> **What to do**:
Tally the lines below that contain the word "from", and give only that number.

· · · ·

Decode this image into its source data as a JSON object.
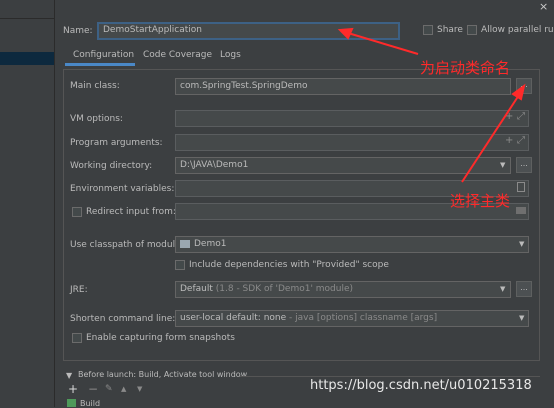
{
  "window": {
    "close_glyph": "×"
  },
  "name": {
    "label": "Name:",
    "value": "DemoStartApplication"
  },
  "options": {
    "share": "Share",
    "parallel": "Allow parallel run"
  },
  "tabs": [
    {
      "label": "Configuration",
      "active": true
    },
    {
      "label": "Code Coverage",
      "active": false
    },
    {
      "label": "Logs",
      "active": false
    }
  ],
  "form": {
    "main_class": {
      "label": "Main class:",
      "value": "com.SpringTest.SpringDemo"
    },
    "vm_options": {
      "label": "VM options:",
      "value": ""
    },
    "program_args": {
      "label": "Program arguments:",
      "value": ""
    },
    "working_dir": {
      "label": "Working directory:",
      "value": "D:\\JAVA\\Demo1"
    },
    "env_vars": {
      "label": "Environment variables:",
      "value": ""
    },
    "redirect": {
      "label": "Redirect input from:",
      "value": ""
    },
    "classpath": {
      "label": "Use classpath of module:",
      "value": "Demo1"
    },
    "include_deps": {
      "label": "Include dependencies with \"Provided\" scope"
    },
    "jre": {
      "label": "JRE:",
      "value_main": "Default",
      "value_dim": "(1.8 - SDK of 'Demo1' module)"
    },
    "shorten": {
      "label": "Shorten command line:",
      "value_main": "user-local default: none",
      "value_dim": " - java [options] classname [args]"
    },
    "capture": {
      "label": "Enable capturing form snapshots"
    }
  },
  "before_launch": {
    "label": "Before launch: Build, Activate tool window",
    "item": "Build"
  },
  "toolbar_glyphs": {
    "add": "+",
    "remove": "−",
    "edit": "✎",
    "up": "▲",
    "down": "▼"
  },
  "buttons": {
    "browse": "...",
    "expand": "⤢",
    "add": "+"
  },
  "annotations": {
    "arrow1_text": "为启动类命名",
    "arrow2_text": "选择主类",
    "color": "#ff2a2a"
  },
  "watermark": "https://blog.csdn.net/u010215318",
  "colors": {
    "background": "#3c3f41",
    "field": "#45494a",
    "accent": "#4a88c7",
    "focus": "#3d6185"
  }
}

· · · ·

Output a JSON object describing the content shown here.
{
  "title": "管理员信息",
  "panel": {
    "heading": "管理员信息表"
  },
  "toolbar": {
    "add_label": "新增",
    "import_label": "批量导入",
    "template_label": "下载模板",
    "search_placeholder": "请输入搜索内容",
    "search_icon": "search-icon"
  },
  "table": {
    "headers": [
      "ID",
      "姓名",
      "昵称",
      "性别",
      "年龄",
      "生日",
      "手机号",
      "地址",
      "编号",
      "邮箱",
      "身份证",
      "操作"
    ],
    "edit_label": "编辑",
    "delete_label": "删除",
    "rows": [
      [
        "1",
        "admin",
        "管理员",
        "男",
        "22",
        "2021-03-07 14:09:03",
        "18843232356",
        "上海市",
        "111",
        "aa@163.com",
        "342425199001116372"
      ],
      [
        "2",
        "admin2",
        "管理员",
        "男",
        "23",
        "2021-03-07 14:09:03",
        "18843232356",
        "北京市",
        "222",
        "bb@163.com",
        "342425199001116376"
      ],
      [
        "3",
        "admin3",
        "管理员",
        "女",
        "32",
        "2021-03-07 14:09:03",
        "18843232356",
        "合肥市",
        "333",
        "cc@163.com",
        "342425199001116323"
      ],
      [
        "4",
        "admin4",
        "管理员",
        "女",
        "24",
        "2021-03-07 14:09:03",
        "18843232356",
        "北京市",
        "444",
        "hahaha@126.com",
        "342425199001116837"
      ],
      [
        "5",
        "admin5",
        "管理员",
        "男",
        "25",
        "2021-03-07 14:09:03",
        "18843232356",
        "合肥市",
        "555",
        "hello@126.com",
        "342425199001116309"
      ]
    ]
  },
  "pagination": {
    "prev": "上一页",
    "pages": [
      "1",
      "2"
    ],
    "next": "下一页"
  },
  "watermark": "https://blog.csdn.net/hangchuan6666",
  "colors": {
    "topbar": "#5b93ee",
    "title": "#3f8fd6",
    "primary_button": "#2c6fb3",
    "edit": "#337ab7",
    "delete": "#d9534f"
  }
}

· · · ·

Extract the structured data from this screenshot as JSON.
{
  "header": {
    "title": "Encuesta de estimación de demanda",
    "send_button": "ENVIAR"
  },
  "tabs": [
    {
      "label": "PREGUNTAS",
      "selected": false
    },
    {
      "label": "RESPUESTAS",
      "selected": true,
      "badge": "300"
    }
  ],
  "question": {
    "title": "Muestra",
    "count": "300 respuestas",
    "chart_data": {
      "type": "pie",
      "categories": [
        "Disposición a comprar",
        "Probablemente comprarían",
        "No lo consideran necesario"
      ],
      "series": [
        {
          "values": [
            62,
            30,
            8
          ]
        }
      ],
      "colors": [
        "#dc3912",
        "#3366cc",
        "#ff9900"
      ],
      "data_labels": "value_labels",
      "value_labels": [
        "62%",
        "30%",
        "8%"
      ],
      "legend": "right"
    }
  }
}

· · · ·

> **Written response**:
2